Copy each line of the entries beneath that contains the word "Trauerfeier".

### DATA FOR PROCESSING
(begin)
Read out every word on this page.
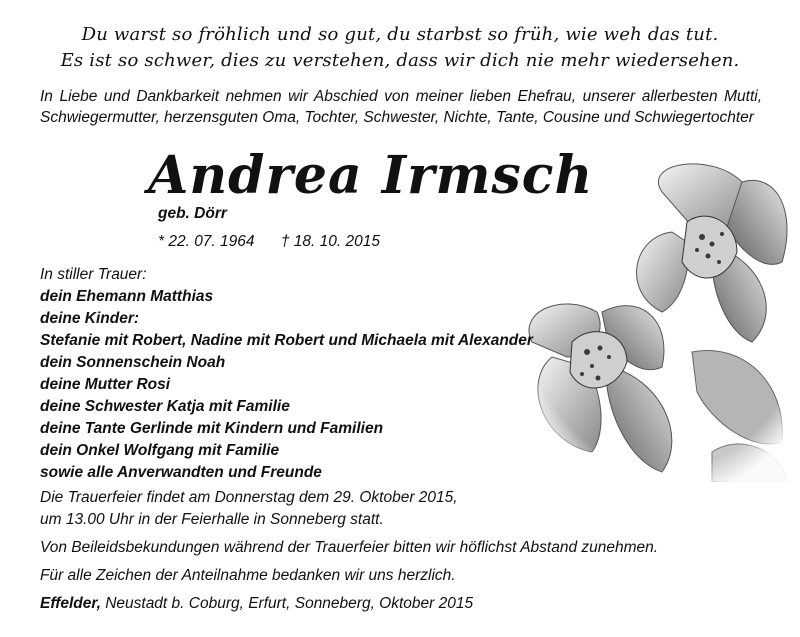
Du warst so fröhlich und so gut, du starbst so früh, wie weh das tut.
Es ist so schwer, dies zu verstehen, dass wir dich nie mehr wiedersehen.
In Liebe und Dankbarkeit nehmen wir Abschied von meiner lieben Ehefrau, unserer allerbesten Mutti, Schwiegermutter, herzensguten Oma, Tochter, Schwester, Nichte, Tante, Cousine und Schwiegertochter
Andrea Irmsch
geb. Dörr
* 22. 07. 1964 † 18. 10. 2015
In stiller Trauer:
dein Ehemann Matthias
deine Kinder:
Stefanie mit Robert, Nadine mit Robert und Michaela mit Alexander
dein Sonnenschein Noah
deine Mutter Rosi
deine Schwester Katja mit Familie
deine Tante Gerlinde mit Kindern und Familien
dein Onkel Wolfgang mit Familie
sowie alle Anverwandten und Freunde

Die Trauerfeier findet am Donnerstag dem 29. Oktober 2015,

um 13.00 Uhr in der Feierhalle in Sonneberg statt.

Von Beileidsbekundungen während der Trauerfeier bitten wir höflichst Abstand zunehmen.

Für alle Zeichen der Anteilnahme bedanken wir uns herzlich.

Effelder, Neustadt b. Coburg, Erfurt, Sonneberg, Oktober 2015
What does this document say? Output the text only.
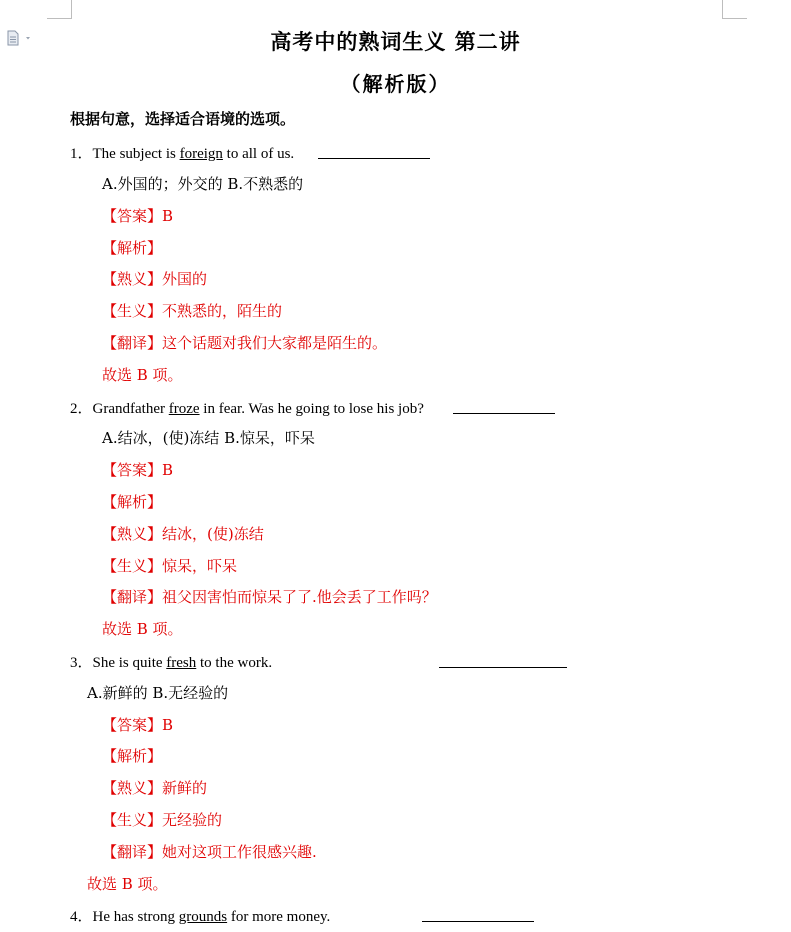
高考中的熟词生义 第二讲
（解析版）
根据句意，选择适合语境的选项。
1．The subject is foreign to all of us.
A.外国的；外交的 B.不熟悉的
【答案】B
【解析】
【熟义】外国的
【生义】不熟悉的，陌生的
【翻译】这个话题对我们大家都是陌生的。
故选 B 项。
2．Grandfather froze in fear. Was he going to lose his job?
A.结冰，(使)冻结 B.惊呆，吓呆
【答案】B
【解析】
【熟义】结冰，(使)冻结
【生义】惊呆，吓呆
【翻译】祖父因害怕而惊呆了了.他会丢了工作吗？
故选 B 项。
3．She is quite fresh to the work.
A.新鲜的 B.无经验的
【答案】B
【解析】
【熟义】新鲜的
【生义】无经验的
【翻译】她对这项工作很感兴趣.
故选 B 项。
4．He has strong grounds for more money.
(end)
(begin)
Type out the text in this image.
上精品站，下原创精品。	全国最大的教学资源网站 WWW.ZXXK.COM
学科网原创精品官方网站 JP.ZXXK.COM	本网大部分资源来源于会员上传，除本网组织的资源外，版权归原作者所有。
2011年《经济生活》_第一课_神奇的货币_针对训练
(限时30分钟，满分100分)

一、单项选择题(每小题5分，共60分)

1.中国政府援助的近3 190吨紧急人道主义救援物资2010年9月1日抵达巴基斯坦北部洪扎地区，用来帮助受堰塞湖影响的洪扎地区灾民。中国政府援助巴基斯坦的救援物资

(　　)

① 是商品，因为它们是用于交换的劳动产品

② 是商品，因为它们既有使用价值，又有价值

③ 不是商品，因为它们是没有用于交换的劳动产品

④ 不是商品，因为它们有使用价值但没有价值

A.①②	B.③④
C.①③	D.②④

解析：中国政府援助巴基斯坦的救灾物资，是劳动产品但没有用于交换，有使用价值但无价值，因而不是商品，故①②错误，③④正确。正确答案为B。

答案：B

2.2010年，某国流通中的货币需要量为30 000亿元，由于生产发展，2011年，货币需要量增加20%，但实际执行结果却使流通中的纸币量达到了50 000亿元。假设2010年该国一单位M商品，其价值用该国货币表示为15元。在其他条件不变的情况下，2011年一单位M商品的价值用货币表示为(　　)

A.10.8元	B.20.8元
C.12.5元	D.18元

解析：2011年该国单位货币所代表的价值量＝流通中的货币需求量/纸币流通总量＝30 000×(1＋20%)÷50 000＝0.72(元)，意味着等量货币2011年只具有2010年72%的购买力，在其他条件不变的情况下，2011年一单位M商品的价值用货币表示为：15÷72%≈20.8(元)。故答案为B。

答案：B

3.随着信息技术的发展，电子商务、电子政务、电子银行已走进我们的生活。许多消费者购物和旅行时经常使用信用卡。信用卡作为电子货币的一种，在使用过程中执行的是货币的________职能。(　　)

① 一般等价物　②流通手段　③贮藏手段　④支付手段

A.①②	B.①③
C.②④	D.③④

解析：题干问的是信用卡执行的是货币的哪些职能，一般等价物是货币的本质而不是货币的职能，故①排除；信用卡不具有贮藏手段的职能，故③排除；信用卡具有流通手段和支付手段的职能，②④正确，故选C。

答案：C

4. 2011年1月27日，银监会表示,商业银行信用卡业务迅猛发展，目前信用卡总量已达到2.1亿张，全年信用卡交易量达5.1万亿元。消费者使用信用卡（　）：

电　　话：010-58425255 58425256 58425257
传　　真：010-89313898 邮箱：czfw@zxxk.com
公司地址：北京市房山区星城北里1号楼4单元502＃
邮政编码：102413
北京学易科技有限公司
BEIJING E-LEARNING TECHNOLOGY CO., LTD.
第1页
(end)
### CORRECT RESPONSE
Die Trauerfeier findet am Donnerstag dem 29. Oktober 2015,
Von Beileidsbekundungen während der Trauerfeier bitten wir höflichst Abstand zunehmen.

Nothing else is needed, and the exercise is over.